--- RECORD LIST ---

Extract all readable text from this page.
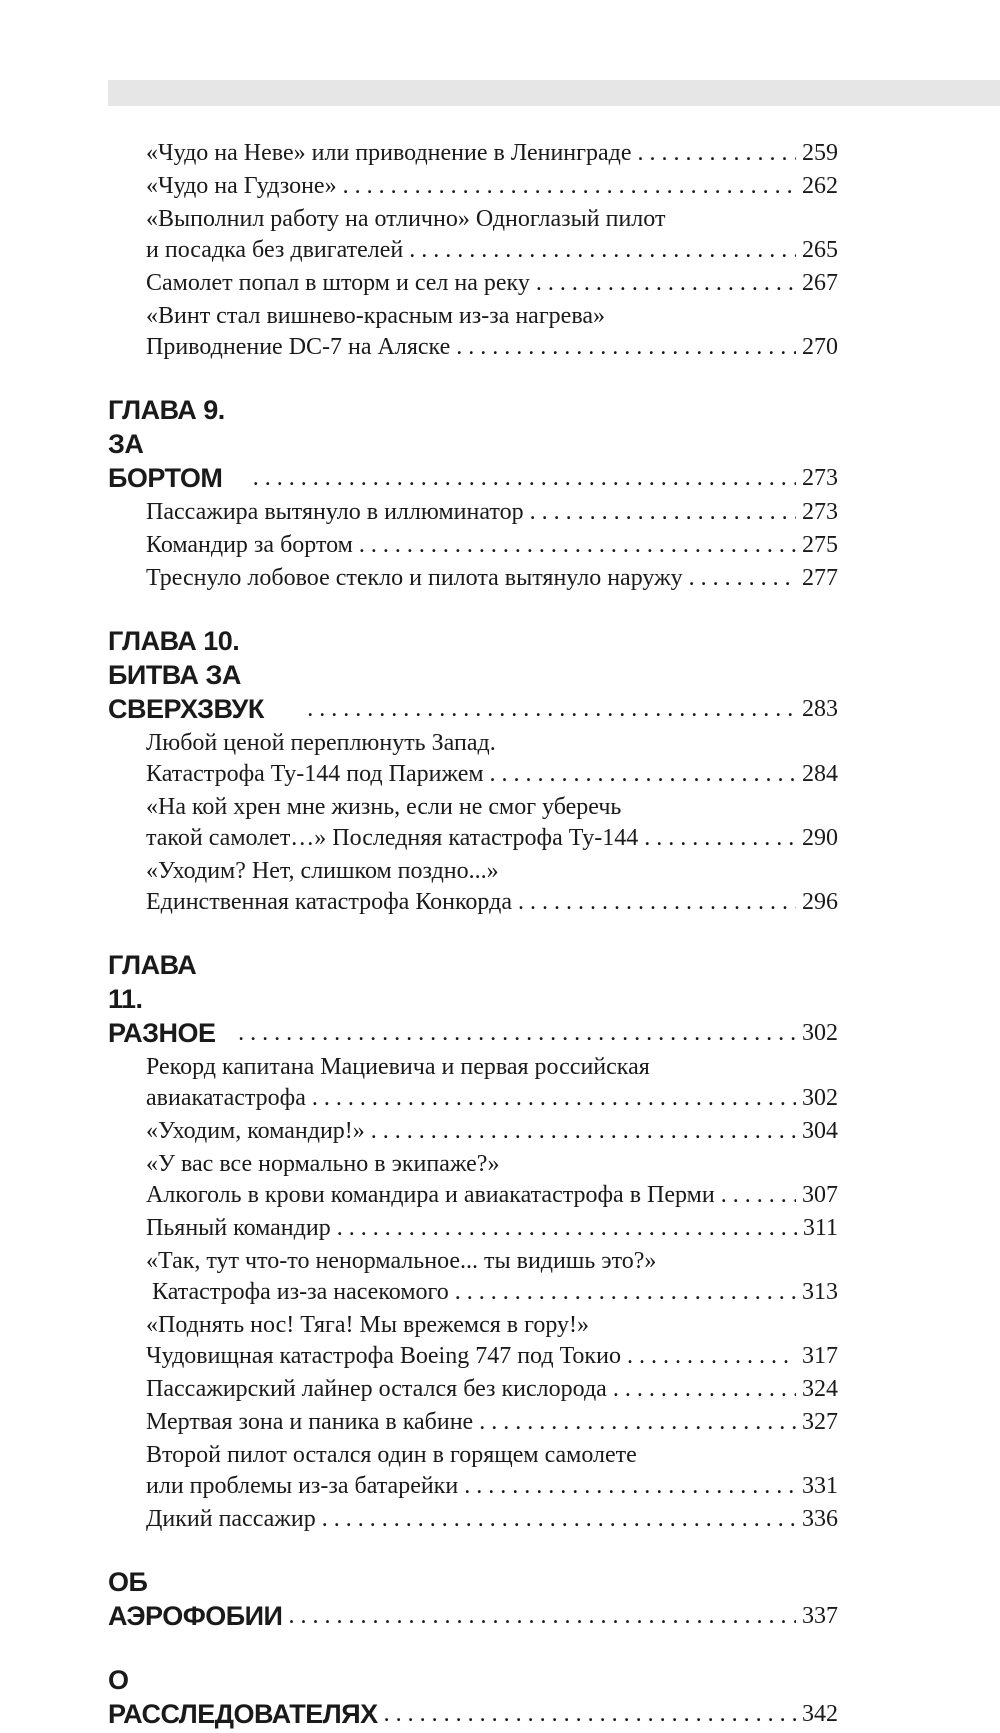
«Чудо на Неве» или приводнение в Ленинграде . . .	259
«Чудо на Гудзоне» . . .	262
«Выполнил работу на отлично» Одноглазый пилот
и посадка без двигателей . . .	265
Самолет попал в шторм и сел на реку . . .	267
«Винт стал вишнево-красным из-за нагрева»
Приводнение DC-7 на Аляске . . .	270
ГЛАВА 9. ЗА БОРТОМ . . .	273
Пассажира вытянуло в иллюминатор . . .	273
Командир за бортом . . .	275
Треснуло лобовое стекло и пилота вытянуло наружу . . .	277
ГЛАВА 10. БИТВА ЗА СВЕРХЗВУК . . .	283
Любой ценой переплюнуть Запад.
Катастрофа Ту-144 под Парижем . . .	284
«На кой хрен мне жизнь, если не смог уберечь
такой самолет…» Последняя катастрофа Ту-144 . . .	290
«Уходим? Нет, слишком поздно...»
Единственная катастрофа Конкорда . . .	296
ГЛАВА 11. РАЗНОЕ . . .	302
Рекорд капитана Мациевича и первая российская
авиакатастрофа . . .	302
«Уходим, командир!» . . .	304
«У вас все нормально в экипаже?»
Алкоголь в крови командира и авиакатастрофа в Перми . . .	307
Пьяный командир . . .	311
«Так, тут что-то ненормальное... ты видишь это?»
Катастрофа из-за насекомого . . .	313
«Поднять нос! Тяга! Мы врежемся в гору!»
Чудовищная катастрофа Boeing 747 под Токио . . .	317
Пассажирский лайнер остался без кислорода . . .	324
Мертвая зона и паника в кабине . . .	327
Второй пилот остался один в горящем самолете
или проблемы из-за батарейки . . .	331
Дикий пассажир . . .	336
ОБ АЭРОФОБИИ . . .	337
О РАССЛЕДОВАТЕЛЯХ . . .	342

---

Leave out the pictures and reproduce the rest of the listing exactly.

Extract all readable text from this page.
«Чудо на Неве» или приводнение в Ленинграде . . .	259
«Чудо на Гудзоне» . . .	262
«Выполнил работу на отлично» Одноглазый пилот
и посадка без двигателей . . .	265
Самолет попал в шторм и сел на реку . . .	267
«Винт стал вишнево-красным из-за нагрева»
Приводнение DC-7 на Аляске . . .	270
ГЛАВА 9. ЗА БОРТОМ . . .	273
Пассажира вытянуло в иллюминатор . . .	273
Командир за бортом . . .	275
Треснуло лобовое стекло и пилота вытянуло наружу . . .	277
ГЛАВА 10. БИТВА ЗА СВЕРХЗВУК . . .	283
Любой ценой переплюнуть Запад.
Катастрофа Ту-144 под Парижем . . .	284
«На кой хрен мне жизнь, если не смог уберечь
такой самолет…» Последняя катастрофа Ту-144 . . .	290
«Уходим? Нет, слишком поздно...»
Единственная катастрофа Конкорда . . .	296
ГЛАВА 11. РАЗНОЕ . . .	302
Рекорд капитана Мациевича и первая российская
авиакатастрофа . . .	302
«Уходим, командир!» . . .	304
«У вас все нормально в экипаже?»
Алкоголь в крови командира и авиакатастрофа в Перми . . .	307
Пьяный командир . . .	311
«Так, тут что-то ненормальное... ты видишь это?»
Катастрофа из-за насекомого . . .	313
«Поднять нос! Тяга! Мы врежемся в гору!»
Чудовищная катастрофа Boeing 747 под Токио . . .	317
Пассажирский лайнер остался без кислорода . . .	324
Мертвая зона и паника в кабине . . .	327
Второй пилот остался один в горящем самолете
или проблемы из-за батарейки . . .	331
Дикий пассажир . . .	336
ОБ АЭРОФОБИИ . . .	337
О РАССЛЕДОВАТЕЛЯХ . . .	342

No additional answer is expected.